▶ [EXERCISE PROMPT]: Extract each line of the material that follows exactly and omit its pictures.

━━━━━ ROWS

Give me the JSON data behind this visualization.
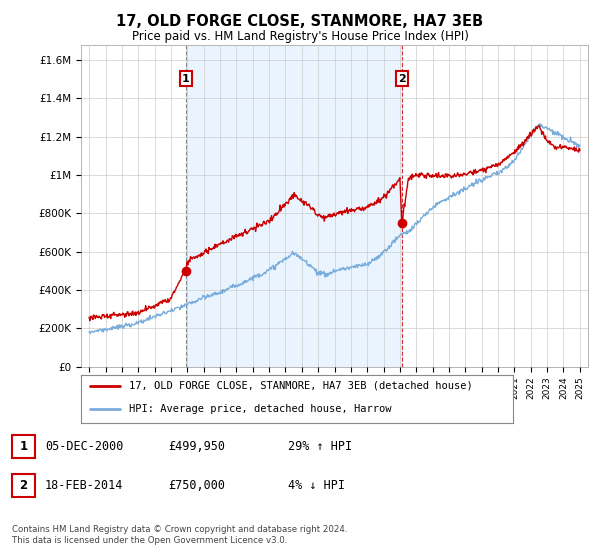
{
  "title": "17, OLD FORGE CLOSE, STANMORE, HA7 3EB",
  "subtitle": "Price paid vs. HM Land Registry's House Price Index (HPI)",
  "ylabel_ticks": [
    "£0",
    "£200K",
    "£400K",
    "£600K",
    "£800K",
    "£1M",
    "£1.2M",
    "£1.4M",
    "£1.6M"
  ],
  "ytick_values": [
    0,
    200000,
    400000,
    600000,
    800000,
    1000000,
    1200000,
    1400000,
    1600000
  ],
  "ylim": [
    0,
    1680000
  ],
  "xlim_start": 1994.5,
  "xlim_end": 2025.5,
  "sale1_year": 2000.92,
  "sale1_price": 499950,
  "sale1_label": "1",
  "sale2_year": 2014.12,
  "sale2_price": 750000,
  "sale2_label": "2",
  "legend_line1": "17, OLD FORGE CLOSE, STANMORE, HA7 3EB (detached house)",
  "legend_line2": "HPI: Average price, detached house, Harrow",
  "table_row1": [
    "1",
    "05-DEC-2000",
    "£499,950",
    "29% ↑ HPI"
  ],
  "table_row2": [
    "2",
    "18-FEB-2014",
    "£750,000",
    "4% ↓ HPI"
  ],
  "footer": "Contains HM Land Registry data © Crown copyright and database right 2024.\nThis data is licensed under the Open Government Licence v3.0.",
  "color_red": "#cc0000",
  "color_blue": "#7aaddc",
  "color_grid": "#cccccc",
  "color_shade": "#ddeeff",
  "background": "#ffffff",
  "hpi_anchors_x": [
    1995,
    1996,
    1997,
    1998,
    1999,
    2000,
    2001,
    2002,
    2003,
    2004,
    2005,
    2006,
    2007,
    2007.5,
    2008,
    2008.5,
    2009,
    2009.5,
    2010,
    2010.5,
    2011,
    2012,
    2013,
    2014,
    2014.5,
    2015,
    2016,
    2016.5,
    2017,
    2018,
    2019,
    2020,
    2021,
    2022,
    2022.5,
    2023,
    2023.5,
    2024,
    2025
  ],
  "hpi_anchors_y": [
    175000,
    190000,
    205000,
    225000,
    255000,
    285000,
    320000,
    355000,
    385000,
    420000,
    460000,
    500000,
    560000,
    590000,
    560000,
    530000,
    490000,
    480000,
    500000,
    510000,
    520000,
    535000,
    600000,
    690000,
    710000,
    750000,
    840000,
    870000,
    890000,
    930000,
    980000,
    1010000,
    1080000,
    1220000,
    1270000,
    1250000,
    1230000,
    1200000,
    1160000
  ],
  "prop_anchors_x": [
    1995,
    1996,
    1997,
    1998,
    1999,
    2000,
    2000.92,
    2001,
    2002,
    2003,
    2004,
    2005,
    2006,
    2007,
    2007.5,
    2008,
    2008.5,
    2009,
    2009.5,
    2010,
    2011,
    2012,
    2013,
    2014,
    2014.12,
    2014.5,
    2015,
    2016,
    2017,
    2018,
    2019,
    2020,
    2021,
    2022,
    2022.5,
    2023,
    2023.5,
    2024,
    2025
  ],
  "prop_anchors_y": [
    245000,
    250000,
    260000,
    275000,
    305000,
    350000,
    499950,
    545000,
    590000,
    640000,
    680000,
    720000,
    760000,
    850000,
    900000,
    870000,
    840000,
    790000,
    780000,
    800000,
    820000,
    840000,
    890000,
    990000,
    750000,
    980000,
    1010000,
    1000000,
    1000000,
    1010000,
    1030000,
    1060000,
    1120000,
    1220000,
    1260000,
    1180000,
    1140000,
    1150000,
    1130000
  ]
}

━━━━━━━━━━

▶ [RESPONSE TO THIS TASK]:
Give me the JSON data behind this visualization.
{
  "title": "17, OLD FORGE CLOSE, STANMORE, HA7 3EB",
  "subtitle": "Price paid vs. HM Land Registry's House Price Index (HPI)",
  "ylabel_ticks": [
    "£0",
    "£200K",
    "£400K",
    "£600K",
    "£800K",
    "£1M",
    "£1.2M",
    "£1.4M",
    "£1.6M"
  ],
  "ytick_values": [
    0,
    200000,
    400000,
    600000,
    800000,
    1000000,
    1200000,
    1400000,
    1600000
  ],
  "ylim": [
    0,
    1680000
  ],
  "xlim_start": 1994.5,
  "xlim_end": 2025.5,
  "sale1_year": 2000.92,
  "sale1_price": 499950,
  "sale1_label": "1",
  "sale2_year": 2014.12,
  "sale2_price": 750000,
  "sale2_label": "2",
  "legend_line1": "17, OLD FORGE CLOSE, STANMORE, HA7 3EB (detached house)",
  "legend_line2": "HPI: Average price, detached house, Harrow",
  "table_row1": [
    "1",
    "05-DEC-2000",
    "£499,950",
    "29% ↑ HPI"
  ],
  "table_row2": [
    "2",
    "18-FEB-2014",
    "£750,000",
    "4% ↓ HPI"
  ],
  "footer": "Contains HM Land Registry data © Crown copyright and database right 2024.\nThis data is licensed under the Open Government Licence v3.0.",
  "color_red": "#cc0000",
  "color_blue": "#7aaddc",
  "color_grid": "#cccccc",
  "color_shade": "#ddeeff",
  "background": "#ffffff",
  "hpi_anchors_x": [
    1995,
    1996,
    1997,
    1998,
    1999,
    2000,
    2001,
    2002,
    2003,
    2004,
    2005,
    2006,
    2007,
    2007.5,
    2008,
    2008.5,
    2009,
    2009.5,
    2010,
    2010.5,
    2011,
    2012,
    2013,
    2014,
    2014.5,
    2015,
    2016,
    2016.5,
    2017,
    2018,
    2019,
    2020,
    2021,
    2022,
    2022.5,
    2023,
    2023.5,
    2024,
    2025
  ],
  "hpi_anchors_y": [
    175000,
    190000,
    205000,
    225000,
    255000,
    285000,
    320000,
    355000,
    385000,
    420000,
    460000,
    500000,
    560000,
    590000,
    560000,
    530000,
    490000,
    480000,
    500000,
    510000,
    520000,
    535000,
    600000,
    690000,
    710000,
    750000,
    840000,
    870000,
    890000,
    930000,
    980000,
    1010000,
    1080000,
    1220000,
    1270000,
    1250000,
    1230000,
    1200000,
    1160000
  ],
  "prop_anchors_x": [
    1995,
    1996,
    1997,
    1998,
    1999,
    2000,
    2000.92,
    2001,
    2002,
    2003,
    2004,
    2005,
    2006,
    2007,
    2007.5,
    2008,
    2008.5,
    2009,
    2009.5,
    2010,
    2011,
    2012,
    2013,
    2014,
    2014.12,
    2014.5,
    2015,
    2016,
    2017,
    2018,
    2019,
    2020,
    2021,
    2022,
    2022.5,
    2023,
    2023.5,
    2024,
    2025
  ],
  "prop_anchors_y": [
    245000,
    250000,
    260000,
    275000,
    305000,
    350000,
    499950,
    545000,
    590000,
    640000,
    680000,
    720000,
    760000,
    850000,
    900000,
    870000,
    840000,
    790000,
    780000,
    800000,
    820000,
    840000,
    890000,
    990000,
    750000,
    980000,
    1010000,
    1000000,
    1000000,
    1010000,
    1030000,
    1060000,
    1120000,
    1220000,
    1260000,
    1180000,
    1140000,
    1150000,
    1130000
  ]
}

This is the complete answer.